» **What the task requires**
Print the listing in its entirety and exactly, leaving out images.

##### Supplied records #####

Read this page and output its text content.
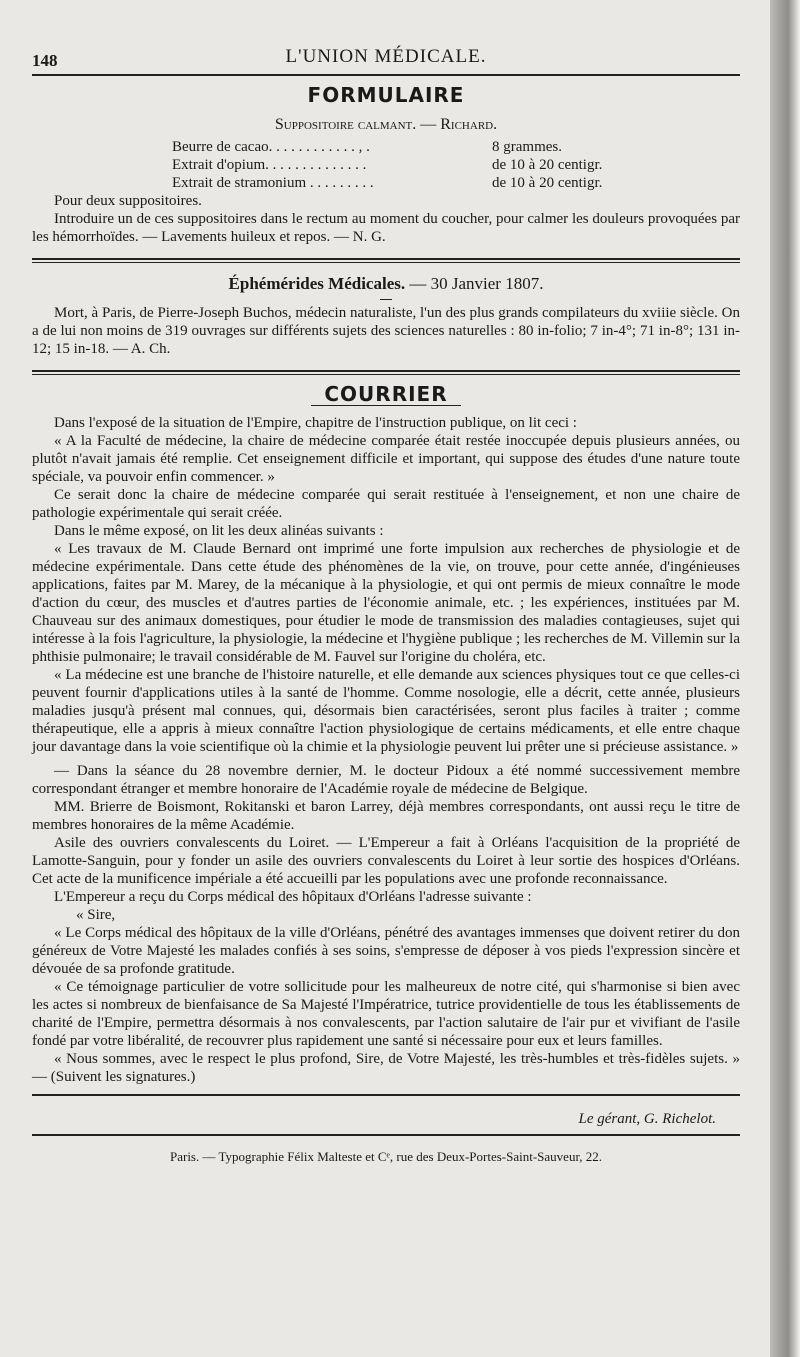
148	L'UNION MÉDICALE.
FORMULAIRE
Suppositoire calmant. — Richard.
Beurre de cacao. . . . . . . . . . . . , .	8 grammes.
Extrait d'opium. . . . . . . . . . . . . .	de 10 à 20 centigr.
Extrait de stramonium . . . . . . . . .	de 10 à 20 centigr.

Pour deux suppositoires.

Introduire un de ces suppositoires dans le rectum au moment du coucher, pour calmer les douleurs provoquées par les hémorrhoïdes. — Lavements huileux et repos. — N. G.

Éphémérides Médicales. — 30 Janvier 1807.

Mort, à Paris, de Pierre-Joseph Buchos, médecin naturaliste, l'un des plus grands compilateurs du xviiie siècle. On a de lui non moins de 319 ouvrages sur différents sujets des sciences naturelles : 80 in-folio; 7 in-4°; 71 in-8°; 131 in-12; 15 in-18. — A. Ch.

COURRIER

Dans l'exposé de la situation de l'Empire, chapitre de l'instruction publique, on lit ceci :

« A la Faculté de médecine, la chaire de médecine comparée était restée inoccupée depuis plusieurs années, ou plutôt n'avait jamais été remplie. Cet enseignement difficile et important, qui suppose des études d'une nature toute spéciale, va pouvoir enfin commencer. »

Ce serait donc la chaire de médecine comparée qui serait restituée à l'enseignement, et non une chaire de pathologie expérimentale qui serait créée.

Dans le même exposé, on lit les deux alinéas suivants :

« Les travaux de M. Claude Bernard ont imprimé une forte impulsion aux recherches de physiologie et de médecine expérimentale. Dans cette étude des phénomènes de la vie, on trouve, pour cette année, d'ingénieuses applications, faites par M. Marey, de la mécanique à la physiologie, et qui ont permis de mieux connaître le mode d'action du cœur, des muscles et d'autres parties de l'économie animale, etc. ; les expériences, instituées par M. Chauveau sur des animaux domestiques, pour étudier le mode de transmission des maladies contagieuses, sujet qui intéresse à la fois l'agriculture, la physiologie, la médecine et l'hygiène publique ; les recherches de M. Villemin sur la phthisie pulmonaire; le travail considérable de M. Fauvel sur l'origine du choléra, etc.

« La médecine est une branche de l'histoire naturelle, et elle demande aux sciences physiques tout ce que celles-ci peuvent fournir d'applications utiles à la santé de l'homme. Comme nosologie, elle a décrit, cette année, plusieurs maladies jusqu'à présent mal connues, qui, désormais bien caractérisées, seront plus faciles à traiter ; comme thérapeutique, elle a appris à mieux connaître l'action physiologique de certains médicaments, et elle entre chaque jour davantage dans la voie scientifique où la chimie et la physiologie peuvent lui prêter une si précieuse assistance. »

— Dans la séance du 28 novembre dernier, M. le docteur Pidoux a été nommé successivement membre correspondant étranger et membre honoraire de l'Académie royale de médecine de Belgique.

MM. Brierre de Boismont, Rokitanski et baron Larrey, déjà membres correspondants, ont aussi reçu le titre de membres honoraires de la même Académie.

Asile des ouvriers convalescents du Loiret. — L'Empereur a fait à Orléans l'acquisition de la propriété de Lamotte-Sanguin, pour y fonder un asile des ouvriers convalescents du Loiret à leur sortie des hospices d'Orléans. Cet acte de la munificence impériale a été accueilli par les populations avec une profonde reconnaissance.

L'Empereur a reçu du Corps médical des hôpitaux d'Orléans l'adresse suivante :

« Sire,

« Le Corps médical des hôpitaux de la ville d'Orléans, pénétré des avantages immenses que doivent retirer du don généreux de Votre Majesté les malades confiés à ses soins, s'empresse de déposer à vos pieds l'expression sincère et dévouée de sa profonde gratitude.

« Ce témoignage particulier de votre sollicitude pour les malheureux de notre cité, qui s'harmonise si bien avec les actes si nombreux de bienfaisance de Sa Majesté l'Impératrice, tutrice providentielle de tous les établissements de charité de l'Empire, permettra désormais à nos convalescents, par l'action salutaire de l'air pur et vivifiant de l'asile fondé par votre libéralité, de recouvrer plus rapidement une santé si nécessaire pour eux et leurs familles.

« Nous sommes, avec le respect le plus profond, Sire, de Votre Majesté, les très-humbles et très-fidèles sujets. » — (Suivent les signatures.)

Le gérant, G. Richelot.
Paris. — Typographie Félix Malteste et Cᵉ, rue des Deux-Portes-Saint-Sauveur, 22.
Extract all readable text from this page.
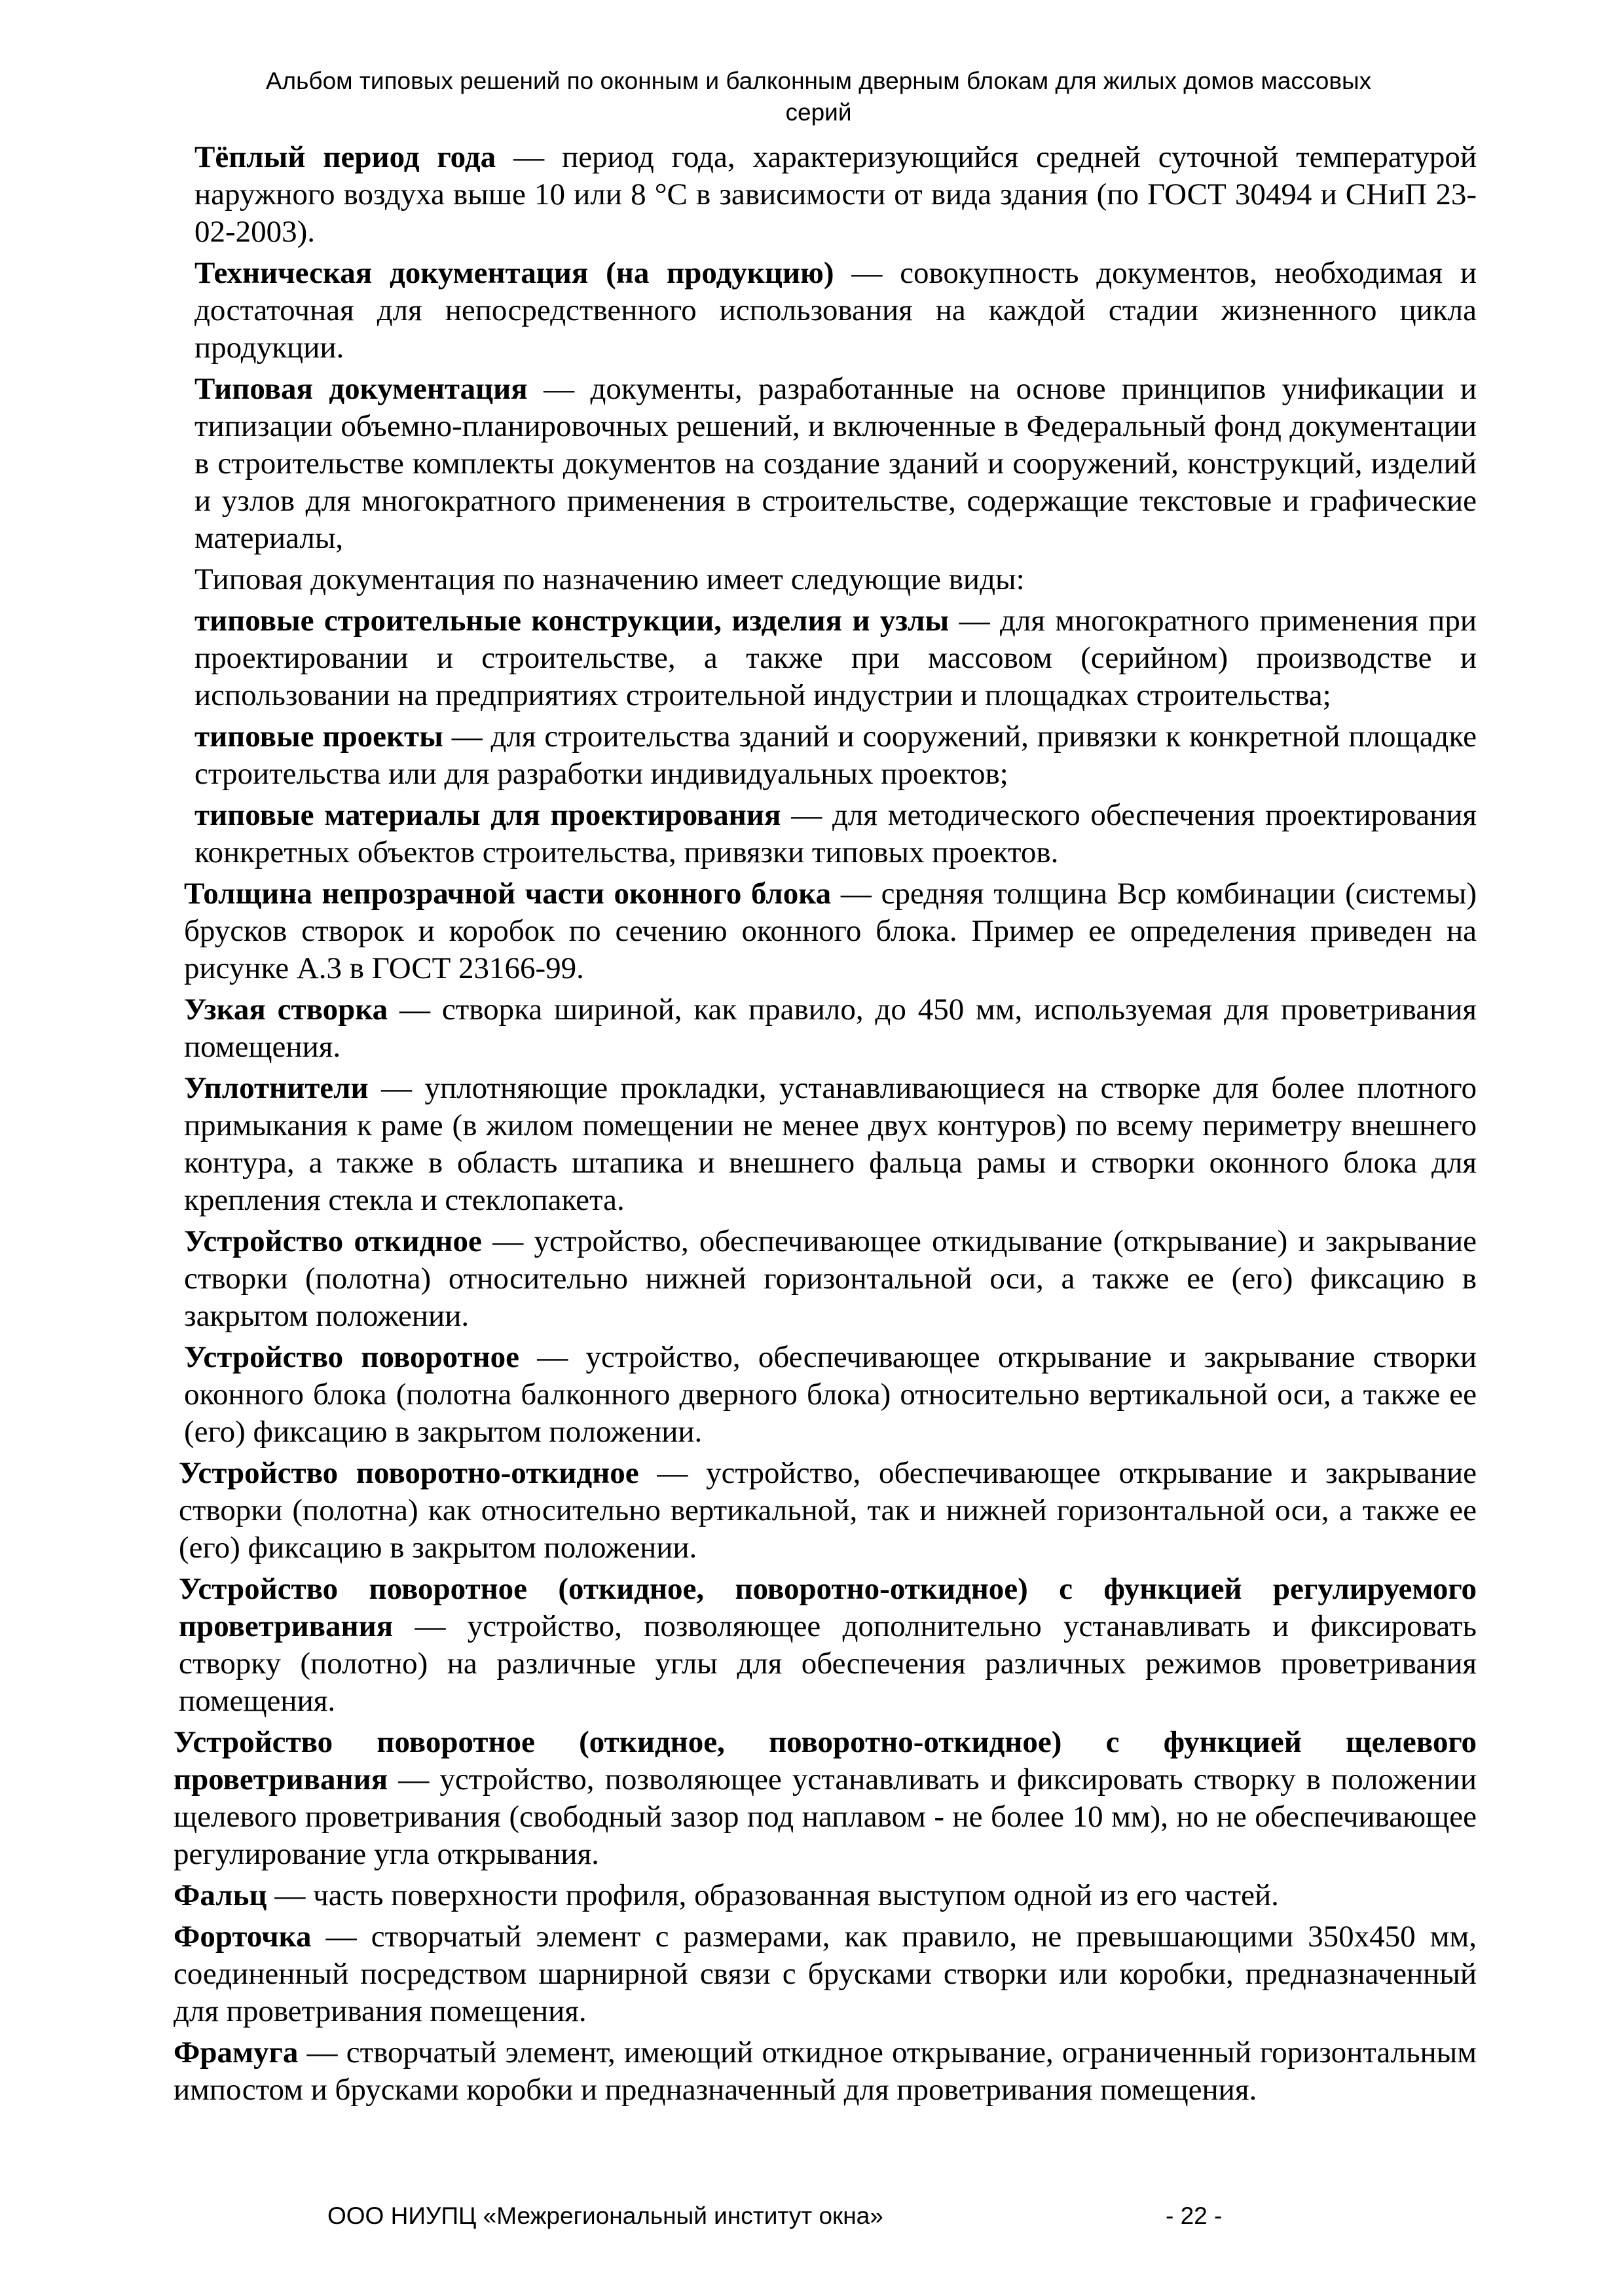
Альбом типовых решений по оконным и балконным дверным блокам для жилых домов массовых
серий

Тёплый период года — период года, характеризующийся средней суточной температурой наружного воздуха выше 10 или 8 °С в зависимости от вида здания (по ГОСТ 30494 и СНиП 23-02-2003).

Техническая документация (на продукцию) — совокупность документов, необходимая и достаточная для непосредственного использования на каждой стадии жизненного цикла продукции.

Типовая документация — документы, разработанные на основе принципов унификации и типизации объемно-планировочных решений, и включенные в Федеральный фонд документации в строительстве комплекты документов на создание зданий и сооружений, конструкций, изделий и узлов для многократного применения в строительстве, содержащие текстовые и графические материалы,

Типовая документация по назначению имеет следующие виды:

типовые строительные конструкции, изделия и узлы — для многократного применения при проектировании и строительстве, а также при массовом (серийном) производстве и использовании на предприятиях строительной индустрии и площадках строительства;

типовые проекты — для строительства зданий и сооружений, привязки к конкретной площадке строительства или для разработки индивидуальных проектов;

типовые материалы для проектирования — для методического обеспечения проектирования конкретных объектов строительства, привязки типовых проектов.

Толщина непрозрачной части оконного блока — средняя толщина Вср комбинации (системы) брусков створок и коробок по сечению оконного блока. Пример ее определения приведен на рисунке А.3 в ГОСТ 23166-99.

Узкая створка — створка шириной, как правило, до 450 мм, используемая для проветривания помещения.

Уплотнители — уплотняющие прокладки, устанавливающиеся на створке для более плотного примыкания к раме (в жилом помещении не менее двух контуров) по всему периметру внешнего контура, а также в область штапика и внешнего фальца рамы и створки оконного блока для крепления стекла и стеклопакета.

Устройство откидное — устройство, обеспечивающее откидывание (открывание) и закрывание створки (полотна) относительно нижней горизонтальной оси, а также ее (его) фиксацию в закрытом положении.

Устройство поворотное — устройство, обеспечивающее открывание и закрывание створки оконного блока (полотна балконного дверного блока) относительно вертикальной оси, а также ее (его) фиксацию в закрытом положении.

Устройство поворотно-откидное — устройство, обеспечивающее открывание и закрывание створки (полотна) как относительно вертикальной, так и нижней горизонтальной оси, а также ее (его) фиксацию в закрытом положении.

Устройство поворотное (откидное, поворотно-откидное) с функцией регулируемого проветривания — устройство, позволяющее дополнительно устанавливать и фиксировать створку (полотно) на различные углы для обеспечения различных режимов проветривания помещения.

Устройство поворотное (откидное, поворотно-откидное) с функцией щелевого проветривания — устройство, позволяющее устанавливать и фиксировать створку в положении щелевого проветривания (свободный зазор под наплавом - не более 10 мм), но не обеспечивающее регулирование угла открывания.

Фальц — часть поверхности профиля, образованная выступом одной из его частей.

Форточка — створчатый элемент с размерами, как правило, не превышающими 350х450 мм, соединенный посредством шарнирной связи с брусками створки или коробки, предназначенный для проветривания помещения.

Фрамуга — створчатый элемент, имеющий откидное открывание, ограниченный горизонтальным импостом и брусками коробки и предназначенный для проветривания помещения.

ООО НИУПЦ «Межрегиональный институт окна»	- 22 -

#####

» **Full answer**
Read this page and output its text content.
148	L'UNION MÉDICALE.
FORMULAIRE
Suppositoire calmant. — Richard.
Beurre de cacao. . . . . . . . . . . . , .	8 grammes.
Extrait d'opium. . . . . . . . . . . . . .	de 10 à 20 centigr.
Extrait de stramonium . . . . . . . . .	de 10 à 20 centigr.

Pour deux suppositoires.

Introduire un de ces suppositoires dans le rectum au moment du coucher, pour calmer les douleurs provoquées par les hémorrhoïdes. — Lavements huileux et repos. — N. G.

Éphémérides Médicales. — 30 Janvier 1807.

Mort, à Paris, de Pierre-Joseph Buchos, médecin naturaliste, l'un des plus grands compilateurs du xviiie siècle. On a de lui non moins de 319 ouvrages sur différents sujets des sciences naturelles : 80 in-folio; 7 in-4°; 71 in-8°; 131 in-12; 15 in-18. — A. Ch.

COURRIER

Dans l'exposé de la situation de l'Empire, chapitre de l'instruction publique, on lit ceci :

« A la Faculté de médecine, la chaire de médecine comparée était restée inoccupée depuis plusieurs années, ou plutôt n'avait jamais été remplie. Cet enseignement difficile et important, qui suppose des études d'une nature toute spéciale, va pouvoir enfin commencer. »

Ce serait donc la chaire de médecine comparée qui serait restituée à l'enseignement, et non une chaire de pathologie expérimentale qui serait créée.

Dans le même exposé, on lit les deux alinéas suivants :

« Les travaux de M. Claude Bernard ont imprimé une forte impulsion aux recherches de physiologie et de médecine expérimentale. Dans cette étude des phénomènes de la vie, on trouve, pour cette année, d'ingénieuses applications, faites par M. Marey, de la mécanique à la physiologie, et qui ont permis de mieux connaître le mode d'action du cœur, des muscles et d'autres parties de l'économie animale, etc. ; les expériences, instituées par M. Chauveau sur des animaux domestiques, pour étudier le mode de transmission des maladies contagieuses, sujet qui intéresse à la fois l'agriculture, la physiologie, la médecine et l'hygiène publique ; les recherches de M. Villemin sur la phthisie pulmonaire; le travail considérable de M. Fauvel sur l'origine du choléra, etc.

« La médecine est une branche de l'histoire naturelle, et elle demande aux sciences physiques tout ce que celles-ci peuvent fournir d'applications utiles à la santé de l'homme. Comme nosologie, elle a décrit, cette année, plusieurs maladies jusqu'à présent mal connues, qui, désormais bien caractérisées, seront plus faciles à traiter ; comme thérapeutique, elle a appris à mieux connaître l'action physiologique de certains médicaments, et elle entre chaque jour davantage dans la voie scientifique où la chimie et la physiologie peuvent lui prêter une si précieuse assistance. »

— Dans la séance du 28 novembre dernier, M. le docteur Pidoux a été nommé successivement membre correspondant étranger et membre honoraire de l'Académie royale de médecine de Belgique.

MM. Brierre de Boismont, Rokitanski et baron Larrey, déjà membres correspondants, ont aussi reçu le titre de membres honoraires de la même Académie.

Asile des ouvriers convalescents du Loiret. — L'Empereur a fait à Orléans l'acquisition de la propriété de Lamotte-Sanguin, pour y fonder un asile des ouvriers convalescents du Loiret à leur sortie des hospices d'Orléans. Cet acte de la munificence impériale a été accueilli par les populations avec une profonde reconnaissance.

L'Empereur a reçu du Corps médical des hôpitaux d'Orléans l'adresse suivante :

« Sire,

« Le Corps médical des hôpitaux de la ville d'Orléans, pénétré des avantages immenses que doivent retirer du don généreux de Votre Majesté les malades confiés à ses soins, s'empresse de déposer à vos pieds l'expression sincère et dévouée de sa profonde gratitude.

« Ce témoignage particulier de votre sollicitude pour les malheureux de notre cité, qui s'harmonise si bien avec les actes si nombreux de bienfaisance de Sa Majesté l'Impératrice, tutrice providentielle de tous les établissements de charité de l'Empire, permettra désormais à nos convalescents, par l'action salutaire de l'air pur et vivifiant de l'asile fondé par votre libéralité, de recouvrer plus rapidement une santé si nécessaire pour eux et leurs familles.

« Nous sommes, avec le respect le plus profond, Sire, de Votre Majesté, les très-humbles et très-fidèles sujets. » — (Suivent les signatures.)

Le gérant, G. Richelot.
Paris. — Typographie Félix Malteste et Cᵉ, rue des Deux-Portes-Saint-Sauveur, 22.
Extract all readable text from this page.
Альбом типовых решений по оконным и балконным дверным блокам для жилых домов массовых
серий

Тёплый период года — период года, характеризующийся средней суточной температурой наружного воздуха выше 10 или 8 °С в зависимости от вида здания (по ГОСТ 30494 и СНиП 23-02-2003).

Техническая документация (на продукцию) — совокупность документов, необходимая и достаточная для непосредственного использования на каждой стадии жизненного цикла продукции.

Типовая документация — документы, разработанные на основе принципов унификации и типизации объемно-планировочных решений, и включенные в Федеральный фонд документации в строительстве комплекты документов на создание зданий и сооружений, конструкций, изделий и узлов для многократного применения в строительстве, содержащие текстовые и графические материалы,

Типовая документация по назначению имеет следующие виды:

типовые строительные конструкции, изделия и узлы — для многократного применения при проектировании и строительстве, а также при массовом (серийном) производстве и использовании на предприятиях строительной индустрии и площадках строительства;

типовые проекты — для строительства зданий и сооружений, привязки к конкретной площадке строительства или для разработки индивидуальных проектов;

типовые материалы для проектирования — для методического обеспечения проектирования конкретных объектов строительства, привязки типовых проектов.

Толщина непрозрачной части оконного блока — средняя толщина Вср комбинации (системы) брусков створок и коробок по сечению оконного блока. Пример ее определения приведен на рисунке А.3 в ГОСТ 23166-99.

Узкая створка — створка шириной, как правило, до 450 мм, используемая для проветривания помещения.

Уплотнители — уплотняющие прокладки, устанавливающиеся на створке для более плотного примыкания к раме (в жилом помещении не менее двух контуров) по всему периметру внешнего контура, а также в область штапика и внешнего фальца рамы и створки оконного блока для крепления стекла и стеклопакета.

Устройство откидное — устройство, обеспечивающее откидывание (открывание) и закрывание створки (полотна) относительно нижней горизонтальной оси, а также ее (его) фиксацию в закрытом положении.

Устройство поворотное — устройство, обеспечивающее открывание и закрывание створки оконного блока (полотна балконного дверного блока) относительно вертикальной оси, а также ее (его) фиксацию в закрытом положении.

Устройство поворотно-откидное — устройство, обеспечивающее открывание и закрывание створки (полотна) как относительно вертикальной, так и нижней горизонтальной оси, а также ее (его) фиксацию в закрытом положении.

Устройство поворотное (откидное, поворотно-откидное) с функцией регулируемого проветривания — устройство, позволяющее дополнительно устанавливать и фиксировать створку (полотно) на различные углы для обеспечения различных режимов проветривания помещения.

Устройство поворотное (откидное, поворотно-откидное) с функцией щелевого проветривания — устройство, позволяющее устанавливать и фиксировать створку в положении щелевого проветривания (свободный зазор под наплавом - не более 10 мм), но не обеспечивающее регулирование угла открывания.

Фальц — часть поверхности профиля, образованная выступом одной из его частей.

Форточка — створчатый элемент с размерами, как правило, не превышающими 350х450 мм, соединенный посредством шарнирной связи с брусками створки или коробки, предназначенный для проветривания помещения.

Фрамуга — створчатый элемент, имеющий откидное открывание, ограниченный горизонтальным импостом и брусками коробки и предназначенный для проветривания помещения.

ООО НИУПЦ «Межрегиональный институт окна»	- 22 -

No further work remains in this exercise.